## STORED RECORDS
+ + + + +

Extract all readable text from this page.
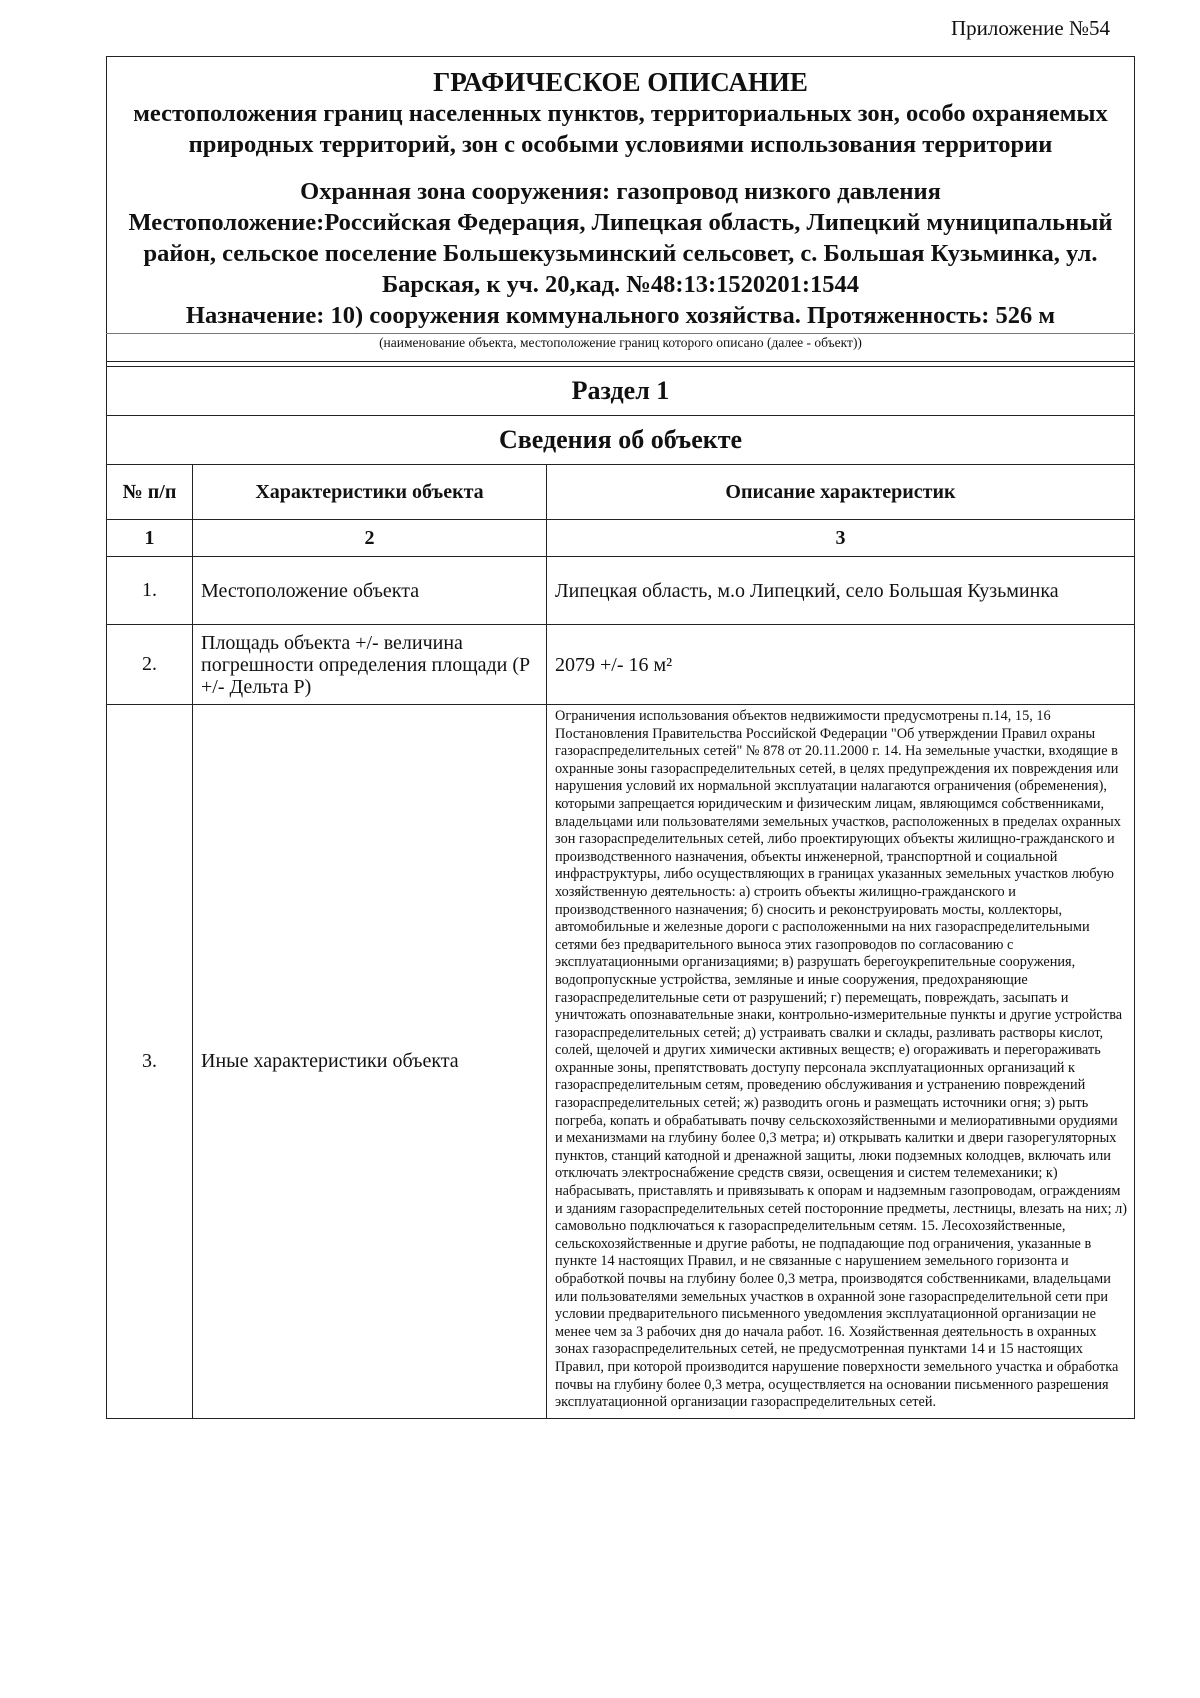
Приложение №54
ГРАФИЧЕСКОЕ ОПИСАНИЕ
местоположения границ населенных пунктов, территориальных зон, особо охраняемых природных территорий, зон с особыми условиями использования территории
Охранная зона сооружения: газопровод низкого давления
Местоположение:Российская Федерация, Липецкая область, Липецкий муниципальный район, сельское поселение Большекузьминский сельсовет, с. Большая Кузьминка, ул. Барская, к уч. 20,кад. №48:13:1520201:1544
Назначение: 10) сооружения коммунального хозяйства. Протяженность: 526 м		

(наименование объекта, местоположение границ которого описано (далее - объект))		

Раздел 1		
Сведения об объекте		
№ п/п	Характеристики объекта	Описание характеристик
1	2	3
1.	Местоположение объекта	Липецкая область, м.о Липецкий, село Большая Кузьминка
2.	Площадь объекта +/- величина погрешности определения площади (Р +/- Дельта Р)	2079 +/- 16 м²
3.	Иные характеристики объекта	Ограничения использования объектов недвижимости предусмотрены п.14, 15, 16 Постановления Правительства Российской Федерации "Об утверждении Правил охраны газораспределительных сетей" № 878 от 20.11.2000 г. 14. На земельные участки, входящие в охранные зоны газораспределительных сетей, в целях предупреждения их повреждения или нарушения условий их нормальной эксплуатации налагаются ограничения (обременения), которыми запрещается юридическим и физическим лицам, являющимся собственниками, владельцами или пользователями земельных участков, расположенных в пределах охранных зон газораспределительных сетей, либо проектирующих объекты жилищно-гражданского и производственного назначения, объекты инженерной, транспортной и социальной инфраструктуры, либо осуществляющих в границах указанных земельных участков любую хозяйственную деятельность: а) строить объекты жилищно-гражданского и производственного назначения; б) сносить и реконструировать мосты, коллекторы, автомобильные и железные дороги с расположенными на них газораспределительными сетями без предварительного выноса этих газопроводов по согласованию с эксплуатационными организациями; в) разрушать берегоукрепительные сооружения, водопропускные устройства, земляные и иные сооружения, предохраняющие газораспределительные сети от разрушений; г) перемещать, повреждать, засыпать и уничтожать опознавательные знаки, контрольно-измерительные пункты и другие устройства газораспределительных сетей; д) устраивать свалки и склады, разливать растворы кислот, солей, щелочей и других химически активных веществ; е) огораживать и перегораживать охранные зоны, препятствовать доступу персонала эксплуатационных организаций к газораспределительным сетям, проведению обслуживания и устранению повреждений газораспределительных сетей; ж) разводить огонь и размещать источники огня; з) рыть погреба, копать и обрабатывать почву сельскохозяйственными и мелиоративными орудиями и механизмами на глубину более 0,3 метра; и) открывать калитки и двери газорегуляторных пунктов, станций катодной и дренажной защиты, люки подземных колодцев, включать или отключать электроснабжение средств связи, освещения и систем телемеханики; к) набрасывать, приставлять и привязывать к опорам и надземным газопроводам, ограждениям и зданиям газораспределительных сетей посторонние предметы, лестницы, влезать на них; л) самовольно подключаться к газораспределительным сетям. 15. Лесохозяйственные, сельскохозяйственные и другие работы, не подпадающие под ограничения, указанные в пункте 14 настоящих Правил, и не связанные с нарушением земельного горизонта и обработкой почвы на глубину более 0,3 метра, производятся собственниками, владельцами или пользователями земельных участков в охранной зоне газораспределительной сети при условии предварительного письменного уведомления эксплуатационной организации не менее чем за 3 рабочих дня до начала работ. 16. Хозяйственная деятельность в охранных зонах газораспределительных сетей, не предусмотренная пунктами 14 и 15 настоящих Правил, при которой производится нарушение поверхности земельного участка и обработка почвы на глубину более 0,3 метра, осуществляется на основании письменного разрешения эксплуатационной организации газораспределительных сетей.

+ + + + +

## PROBLEM DESCRIPTION
Using the records above, copy every line that has the word "Липецкий" in it.

## COMPLETED EXERCISE
Местоположение:Российская Федерация, Липецкая область, Липецкий муниципальный район, сельское поселение Большекузьминский сельсовет, с. Большая Кузьминка, ул. Барская, к уч. 20,кад. №48:13:1520201:1544
1.	Местоположение объекта	Липецкая область, м.о Липецкий, село Большая Кузьминка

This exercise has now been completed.